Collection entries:
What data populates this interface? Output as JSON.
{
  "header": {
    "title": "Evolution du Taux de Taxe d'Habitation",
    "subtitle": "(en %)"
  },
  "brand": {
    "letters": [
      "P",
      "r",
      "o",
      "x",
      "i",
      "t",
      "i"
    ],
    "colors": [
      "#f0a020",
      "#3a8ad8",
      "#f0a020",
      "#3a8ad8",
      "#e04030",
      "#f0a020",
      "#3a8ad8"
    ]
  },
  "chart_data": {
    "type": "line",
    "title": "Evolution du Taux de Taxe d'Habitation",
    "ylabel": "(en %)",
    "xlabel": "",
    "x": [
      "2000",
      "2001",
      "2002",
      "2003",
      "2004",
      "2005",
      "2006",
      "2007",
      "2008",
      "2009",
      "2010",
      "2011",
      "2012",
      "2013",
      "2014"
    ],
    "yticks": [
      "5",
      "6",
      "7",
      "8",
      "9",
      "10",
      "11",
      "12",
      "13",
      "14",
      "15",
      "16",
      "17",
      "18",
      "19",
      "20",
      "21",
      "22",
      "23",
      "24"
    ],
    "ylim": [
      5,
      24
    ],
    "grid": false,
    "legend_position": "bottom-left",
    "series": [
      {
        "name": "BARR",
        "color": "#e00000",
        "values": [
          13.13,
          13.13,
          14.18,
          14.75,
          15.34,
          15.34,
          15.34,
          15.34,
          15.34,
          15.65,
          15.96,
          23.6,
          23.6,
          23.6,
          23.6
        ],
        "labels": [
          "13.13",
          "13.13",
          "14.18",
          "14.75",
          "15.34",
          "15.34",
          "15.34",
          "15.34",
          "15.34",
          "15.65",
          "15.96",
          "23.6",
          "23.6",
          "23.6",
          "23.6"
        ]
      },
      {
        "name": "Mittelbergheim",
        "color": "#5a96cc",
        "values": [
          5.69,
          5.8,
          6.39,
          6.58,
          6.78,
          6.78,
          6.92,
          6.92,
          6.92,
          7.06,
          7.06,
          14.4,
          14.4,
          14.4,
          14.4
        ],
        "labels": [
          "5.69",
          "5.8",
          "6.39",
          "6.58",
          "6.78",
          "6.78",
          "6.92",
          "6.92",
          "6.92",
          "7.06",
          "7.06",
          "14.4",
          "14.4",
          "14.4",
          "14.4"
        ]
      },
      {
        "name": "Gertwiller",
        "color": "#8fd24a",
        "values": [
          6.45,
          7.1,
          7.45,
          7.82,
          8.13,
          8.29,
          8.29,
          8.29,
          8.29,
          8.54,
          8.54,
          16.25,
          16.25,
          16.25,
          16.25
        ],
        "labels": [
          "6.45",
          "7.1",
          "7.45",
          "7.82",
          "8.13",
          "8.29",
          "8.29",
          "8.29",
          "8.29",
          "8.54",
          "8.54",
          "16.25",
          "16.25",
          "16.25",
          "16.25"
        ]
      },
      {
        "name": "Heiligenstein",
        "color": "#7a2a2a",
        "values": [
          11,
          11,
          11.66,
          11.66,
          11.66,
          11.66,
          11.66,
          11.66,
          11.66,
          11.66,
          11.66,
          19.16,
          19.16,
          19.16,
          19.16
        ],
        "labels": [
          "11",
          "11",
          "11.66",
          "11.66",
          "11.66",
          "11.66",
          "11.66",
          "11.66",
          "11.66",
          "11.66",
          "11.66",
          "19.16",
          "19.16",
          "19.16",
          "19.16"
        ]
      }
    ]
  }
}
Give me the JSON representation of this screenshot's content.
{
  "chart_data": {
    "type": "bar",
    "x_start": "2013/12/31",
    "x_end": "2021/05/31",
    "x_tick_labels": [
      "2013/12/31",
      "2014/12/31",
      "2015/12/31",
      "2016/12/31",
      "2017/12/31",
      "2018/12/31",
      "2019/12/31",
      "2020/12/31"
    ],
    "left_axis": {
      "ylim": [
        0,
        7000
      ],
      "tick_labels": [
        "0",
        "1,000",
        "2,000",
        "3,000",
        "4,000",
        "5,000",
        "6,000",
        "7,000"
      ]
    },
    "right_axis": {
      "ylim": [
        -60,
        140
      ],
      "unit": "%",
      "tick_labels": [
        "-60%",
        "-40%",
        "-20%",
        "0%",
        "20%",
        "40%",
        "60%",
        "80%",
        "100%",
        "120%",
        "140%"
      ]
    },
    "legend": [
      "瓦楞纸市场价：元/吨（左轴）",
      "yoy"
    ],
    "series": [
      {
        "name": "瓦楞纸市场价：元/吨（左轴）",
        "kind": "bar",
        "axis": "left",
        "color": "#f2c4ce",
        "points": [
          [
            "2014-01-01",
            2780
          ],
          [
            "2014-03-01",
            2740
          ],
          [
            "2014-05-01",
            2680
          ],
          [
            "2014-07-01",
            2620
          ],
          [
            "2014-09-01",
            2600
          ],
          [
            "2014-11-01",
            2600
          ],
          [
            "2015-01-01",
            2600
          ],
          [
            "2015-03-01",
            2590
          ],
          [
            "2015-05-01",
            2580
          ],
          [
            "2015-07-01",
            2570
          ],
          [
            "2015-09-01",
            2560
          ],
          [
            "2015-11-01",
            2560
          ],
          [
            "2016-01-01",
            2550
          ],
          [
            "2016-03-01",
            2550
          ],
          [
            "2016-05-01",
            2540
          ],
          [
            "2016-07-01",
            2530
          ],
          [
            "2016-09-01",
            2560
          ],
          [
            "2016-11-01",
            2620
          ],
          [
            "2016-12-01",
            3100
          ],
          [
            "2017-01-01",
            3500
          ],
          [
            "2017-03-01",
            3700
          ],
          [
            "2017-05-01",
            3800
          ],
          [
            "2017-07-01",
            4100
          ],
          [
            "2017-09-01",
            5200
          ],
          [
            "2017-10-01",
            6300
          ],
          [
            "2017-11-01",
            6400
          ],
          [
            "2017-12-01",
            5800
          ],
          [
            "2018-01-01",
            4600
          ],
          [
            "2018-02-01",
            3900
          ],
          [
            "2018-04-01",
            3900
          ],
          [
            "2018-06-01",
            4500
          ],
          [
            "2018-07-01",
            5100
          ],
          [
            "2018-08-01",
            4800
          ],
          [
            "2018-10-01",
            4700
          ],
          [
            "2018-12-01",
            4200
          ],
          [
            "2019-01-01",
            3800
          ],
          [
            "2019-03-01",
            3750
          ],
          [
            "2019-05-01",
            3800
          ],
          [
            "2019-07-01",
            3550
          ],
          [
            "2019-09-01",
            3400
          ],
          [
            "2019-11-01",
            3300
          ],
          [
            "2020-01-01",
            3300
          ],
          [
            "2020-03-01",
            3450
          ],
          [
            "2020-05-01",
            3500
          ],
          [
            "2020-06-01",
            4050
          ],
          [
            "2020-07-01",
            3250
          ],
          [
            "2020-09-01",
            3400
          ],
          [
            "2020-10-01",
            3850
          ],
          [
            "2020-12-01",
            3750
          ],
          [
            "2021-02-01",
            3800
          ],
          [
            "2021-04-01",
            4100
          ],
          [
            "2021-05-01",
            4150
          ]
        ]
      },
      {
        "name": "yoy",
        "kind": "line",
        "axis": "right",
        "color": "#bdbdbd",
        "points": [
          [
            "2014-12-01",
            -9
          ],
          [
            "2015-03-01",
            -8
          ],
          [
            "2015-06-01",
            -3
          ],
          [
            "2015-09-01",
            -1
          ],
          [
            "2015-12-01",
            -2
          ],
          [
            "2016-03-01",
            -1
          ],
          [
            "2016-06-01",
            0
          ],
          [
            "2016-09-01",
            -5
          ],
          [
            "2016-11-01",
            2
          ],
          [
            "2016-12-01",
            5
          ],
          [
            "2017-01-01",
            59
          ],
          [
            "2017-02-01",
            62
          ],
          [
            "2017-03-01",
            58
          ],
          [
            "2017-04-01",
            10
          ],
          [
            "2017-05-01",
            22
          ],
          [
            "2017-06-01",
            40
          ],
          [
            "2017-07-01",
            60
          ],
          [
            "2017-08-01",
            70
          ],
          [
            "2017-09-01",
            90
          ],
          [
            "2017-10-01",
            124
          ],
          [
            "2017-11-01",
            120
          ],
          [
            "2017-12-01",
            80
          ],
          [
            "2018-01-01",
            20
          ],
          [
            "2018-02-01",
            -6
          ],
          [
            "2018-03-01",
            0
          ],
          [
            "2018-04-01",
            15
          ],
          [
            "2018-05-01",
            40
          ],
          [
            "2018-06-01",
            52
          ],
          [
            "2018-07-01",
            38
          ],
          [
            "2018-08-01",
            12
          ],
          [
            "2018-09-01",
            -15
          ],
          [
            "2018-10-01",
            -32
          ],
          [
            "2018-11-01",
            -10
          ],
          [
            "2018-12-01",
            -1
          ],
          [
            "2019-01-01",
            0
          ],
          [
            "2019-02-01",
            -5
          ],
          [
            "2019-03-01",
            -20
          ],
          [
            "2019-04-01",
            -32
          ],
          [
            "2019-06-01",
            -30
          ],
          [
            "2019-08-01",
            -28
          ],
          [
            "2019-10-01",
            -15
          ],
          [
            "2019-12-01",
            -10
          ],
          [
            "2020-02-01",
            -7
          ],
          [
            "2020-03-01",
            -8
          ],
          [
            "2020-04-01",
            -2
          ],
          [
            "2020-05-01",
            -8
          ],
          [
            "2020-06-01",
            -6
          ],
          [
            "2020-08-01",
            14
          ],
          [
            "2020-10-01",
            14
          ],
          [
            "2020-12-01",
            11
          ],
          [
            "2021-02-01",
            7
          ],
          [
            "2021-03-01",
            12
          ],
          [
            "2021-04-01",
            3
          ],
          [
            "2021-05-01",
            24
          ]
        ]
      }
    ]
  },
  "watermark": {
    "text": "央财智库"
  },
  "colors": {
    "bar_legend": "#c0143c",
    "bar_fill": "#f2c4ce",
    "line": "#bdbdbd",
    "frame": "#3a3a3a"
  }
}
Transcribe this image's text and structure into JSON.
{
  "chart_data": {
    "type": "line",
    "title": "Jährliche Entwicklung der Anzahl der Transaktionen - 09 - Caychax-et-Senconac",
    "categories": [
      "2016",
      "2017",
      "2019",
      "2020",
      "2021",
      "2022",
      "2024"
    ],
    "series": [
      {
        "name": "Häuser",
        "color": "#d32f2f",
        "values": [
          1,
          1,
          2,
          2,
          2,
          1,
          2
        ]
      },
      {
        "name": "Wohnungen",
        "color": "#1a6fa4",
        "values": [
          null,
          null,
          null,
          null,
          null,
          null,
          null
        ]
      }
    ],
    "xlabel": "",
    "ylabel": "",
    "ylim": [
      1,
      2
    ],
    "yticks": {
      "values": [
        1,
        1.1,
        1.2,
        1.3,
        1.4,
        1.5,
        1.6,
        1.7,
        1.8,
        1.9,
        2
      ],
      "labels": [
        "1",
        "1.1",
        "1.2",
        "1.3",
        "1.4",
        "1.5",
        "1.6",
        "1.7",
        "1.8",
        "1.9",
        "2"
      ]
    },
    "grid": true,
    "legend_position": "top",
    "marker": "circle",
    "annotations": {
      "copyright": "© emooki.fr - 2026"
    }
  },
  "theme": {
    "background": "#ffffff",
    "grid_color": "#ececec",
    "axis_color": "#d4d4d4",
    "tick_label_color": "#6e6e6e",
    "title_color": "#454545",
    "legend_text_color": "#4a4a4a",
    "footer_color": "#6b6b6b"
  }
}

**Task statement**
Starting at the line that contains "Transcribe this image's", output each remaining line of the listing, the last line included, exactly as it appears.

**The solution**
Transcribe this image's text and structure into JSON.
{
  "chart_data": {
    "type": "line",
    "title": "Jährliche Entwicklung der Anzahl der Transaktionen - 09 - Caychax-et-Senconac",
    "categories": [
      "2016",
      "2017",
      "2019",
      "2020",
      "2021",
      "2022",
      "2024"
    ],
    "series": [
      {
        "name": "Häuser",
        "color": "#d32f2f",
        "values": [
          1,
          1,
          2,
          2,
          2,
          1,
          2
        ]
      },
      {
        "name": "Wohnungen",
        "color": "#1a6fa4",
        "values": [
          null,
          null,
          null,
          null,
          null,
          null,
          null
        ]
      }
    ],
    "xlabel": "",
    "ylabel": "",
    "ylim": [
      1,
      2
    ],
    "yticks": {
      "values": [
        1,
        1.1,
        1.2,
        1.3,
        1.4,
        1.5,
        1.6,
        1.7,
        1.8,
        1.9,
        2
      ],
      "labels": [
        "1",
        "1.1",
        "1.2",
        "1.3",
        "1.4",
        "1.5",
        "1.6",
        "1.7",
        "1.8",
        "1.9",
        "2"
      ]
    },
    "grid": true,
    "legend_position": "top",
    "marker": "circle",
    "annotations": {
      "copyright": "© emooki.fr - 2026"
    }
  },
  "theme": {
    "background": "#ffffff",
    "grid_color": "#ececec",
    "axis_color": "#d4d4d4",
    "tick_label_color": "#6e6e6e",
    "title_color": "#454545",
    "legend_text_color": "#4a4a4a",
    "footer_color": "#6b6b6b"
  }
}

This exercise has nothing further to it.